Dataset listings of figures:
################

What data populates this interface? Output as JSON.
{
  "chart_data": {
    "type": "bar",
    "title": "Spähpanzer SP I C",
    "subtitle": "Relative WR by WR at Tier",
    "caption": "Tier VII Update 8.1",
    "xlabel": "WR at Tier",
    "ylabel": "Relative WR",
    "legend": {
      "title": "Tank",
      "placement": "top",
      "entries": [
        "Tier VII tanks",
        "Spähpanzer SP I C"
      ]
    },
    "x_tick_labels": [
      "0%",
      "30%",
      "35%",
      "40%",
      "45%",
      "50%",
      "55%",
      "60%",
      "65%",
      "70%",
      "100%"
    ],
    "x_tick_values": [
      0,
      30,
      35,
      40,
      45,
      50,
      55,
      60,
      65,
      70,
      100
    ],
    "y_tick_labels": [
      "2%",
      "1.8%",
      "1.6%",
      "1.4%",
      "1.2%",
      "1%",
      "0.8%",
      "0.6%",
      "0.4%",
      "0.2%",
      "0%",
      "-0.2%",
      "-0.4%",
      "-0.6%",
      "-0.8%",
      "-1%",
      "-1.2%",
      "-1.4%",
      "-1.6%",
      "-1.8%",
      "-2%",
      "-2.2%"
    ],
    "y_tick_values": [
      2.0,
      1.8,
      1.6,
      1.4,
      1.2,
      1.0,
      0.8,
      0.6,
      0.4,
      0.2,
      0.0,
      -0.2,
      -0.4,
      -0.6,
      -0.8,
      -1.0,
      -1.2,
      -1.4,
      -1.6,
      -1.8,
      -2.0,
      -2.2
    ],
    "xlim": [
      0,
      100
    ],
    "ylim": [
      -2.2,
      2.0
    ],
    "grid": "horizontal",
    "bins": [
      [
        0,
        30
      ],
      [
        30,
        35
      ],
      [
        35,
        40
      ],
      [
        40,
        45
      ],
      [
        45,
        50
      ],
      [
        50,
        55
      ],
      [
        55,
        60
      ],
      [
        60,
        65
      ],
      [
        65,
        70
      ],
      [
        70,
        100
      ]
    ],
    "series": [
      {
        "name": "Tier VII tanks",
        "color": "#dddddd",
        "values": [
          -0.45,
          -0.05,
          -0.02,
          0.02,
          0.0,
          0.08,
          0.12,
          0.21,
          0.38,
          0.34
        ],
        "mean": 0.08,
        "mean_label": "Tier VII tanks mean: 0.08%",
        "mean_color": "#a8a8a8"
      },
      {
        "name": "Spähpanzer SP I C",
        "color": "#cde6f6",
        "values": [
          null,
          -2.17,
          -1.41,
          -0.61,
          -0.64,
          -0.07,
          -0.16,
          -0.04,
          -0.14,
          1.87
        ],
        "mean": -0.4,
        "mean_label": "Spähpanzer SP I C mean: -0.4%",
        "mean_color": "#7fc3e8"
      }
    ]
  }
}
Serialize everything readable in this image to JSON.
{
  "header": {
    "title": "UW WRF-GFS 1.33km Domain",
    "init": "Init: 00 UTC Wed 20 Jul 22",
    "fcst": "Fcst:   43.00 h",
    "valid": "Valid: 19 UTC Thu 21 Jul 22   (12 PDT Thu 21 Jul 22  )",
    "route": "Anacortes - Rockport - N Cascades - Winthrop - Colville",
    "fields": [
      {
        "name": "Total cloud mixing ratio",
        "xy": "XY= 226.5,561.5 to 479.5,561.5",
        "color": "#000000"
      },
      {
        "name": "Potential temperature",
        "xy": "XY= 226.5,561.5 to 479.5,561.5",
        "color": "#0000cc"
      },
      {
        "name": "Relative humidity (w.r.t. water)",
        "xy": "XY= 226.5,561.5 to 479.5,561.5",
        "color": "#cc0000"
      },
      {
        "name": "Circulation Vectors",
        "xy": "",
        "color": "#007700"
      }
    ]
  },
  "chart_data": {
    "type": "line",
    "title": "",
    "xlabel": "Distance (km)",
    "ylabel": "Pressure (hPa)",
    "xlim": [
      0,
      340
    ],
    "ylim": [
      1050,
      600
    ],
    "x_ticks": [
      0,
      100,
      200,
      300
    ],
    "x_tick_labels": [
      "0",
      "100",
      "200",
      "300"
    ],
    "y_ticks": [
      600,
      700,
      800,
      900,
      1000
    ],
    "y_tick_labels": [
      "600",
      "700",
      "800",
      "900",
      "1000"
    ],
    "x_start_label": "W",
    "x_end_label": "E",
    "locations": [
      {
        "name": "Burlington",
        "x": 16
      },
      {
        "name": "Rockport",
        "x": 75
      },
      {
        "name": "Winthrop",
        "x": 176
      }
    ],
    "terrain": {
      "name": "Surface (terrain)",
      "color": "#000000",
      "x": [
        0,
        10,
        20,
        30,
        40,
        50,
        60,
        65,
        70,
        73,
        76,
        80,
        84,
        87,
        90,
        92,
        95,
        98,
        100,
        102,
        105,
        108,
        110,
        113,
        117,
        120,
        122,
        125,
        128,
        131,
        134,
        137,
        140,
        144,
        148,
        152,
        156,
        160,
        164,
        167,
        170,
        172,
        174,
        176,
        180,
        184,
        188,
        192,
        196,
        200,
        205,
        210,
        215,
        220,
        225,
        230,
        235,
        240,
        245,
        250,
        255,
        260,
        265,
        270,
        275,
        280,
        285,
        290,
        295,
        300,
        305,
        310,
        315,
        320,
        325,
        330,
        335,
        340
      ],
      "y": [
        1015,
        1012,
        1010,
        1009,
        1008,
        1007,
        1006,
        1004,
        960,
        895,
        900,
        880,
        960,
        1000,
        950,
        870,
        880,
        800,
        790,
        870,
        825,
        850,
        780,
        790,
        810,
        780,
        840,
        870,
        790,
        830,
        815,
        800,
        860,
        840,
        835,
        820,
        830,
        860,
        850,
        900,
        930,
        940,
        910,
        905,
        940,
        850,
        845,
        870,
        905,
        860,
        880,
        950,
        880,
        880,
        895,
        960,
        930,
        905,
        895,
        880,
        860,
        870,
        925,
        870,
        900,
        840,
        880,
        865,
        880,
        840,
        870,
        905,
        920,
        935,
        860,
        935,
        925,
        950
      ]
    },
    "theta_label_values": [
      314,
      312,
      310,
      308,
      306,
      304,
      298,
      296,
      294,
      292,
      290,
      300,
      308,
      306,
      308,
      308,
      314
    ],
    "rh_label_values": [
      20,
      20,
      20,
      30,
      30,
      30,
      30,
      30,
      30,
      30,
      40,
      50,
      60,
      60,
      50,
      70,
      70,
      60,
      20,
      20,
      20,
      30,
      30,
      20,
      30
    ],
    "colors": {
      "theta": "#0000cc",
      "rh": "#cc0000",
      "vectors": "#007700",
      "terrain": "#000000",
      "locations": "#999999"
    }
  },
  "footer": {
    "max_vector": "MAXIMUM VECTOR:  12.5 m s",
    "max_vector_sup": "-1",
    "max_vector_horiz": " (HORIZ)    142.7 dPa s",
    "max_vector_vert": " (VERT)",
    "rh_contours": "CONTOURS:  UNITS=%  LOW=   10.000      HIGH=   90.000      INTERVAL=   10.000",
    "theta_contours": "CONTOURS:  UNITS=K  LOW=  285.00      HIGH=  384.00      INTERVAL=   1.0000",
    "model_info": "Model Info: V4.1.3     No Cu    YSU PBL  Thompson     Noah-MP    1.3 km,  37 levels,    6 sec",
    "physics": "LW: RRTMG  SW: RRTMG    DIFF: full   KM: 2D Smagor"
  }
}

################

■ EXERCISE DIRECTIONS ■
Locate each line with the word "UNITS" and copy it.

■ RESPONSE TO THE EXERCISE ■
    "rh_contours": "CONTOURS:  UNITS=%  LOW=   10.000      HIGH=   90.000      INTERVAL=   10.000",
    "theta_contours": "CONTOURS:  UNITS=K  LOW=  285.00      HIGH=  384.00      INTERVAL=   1.0000",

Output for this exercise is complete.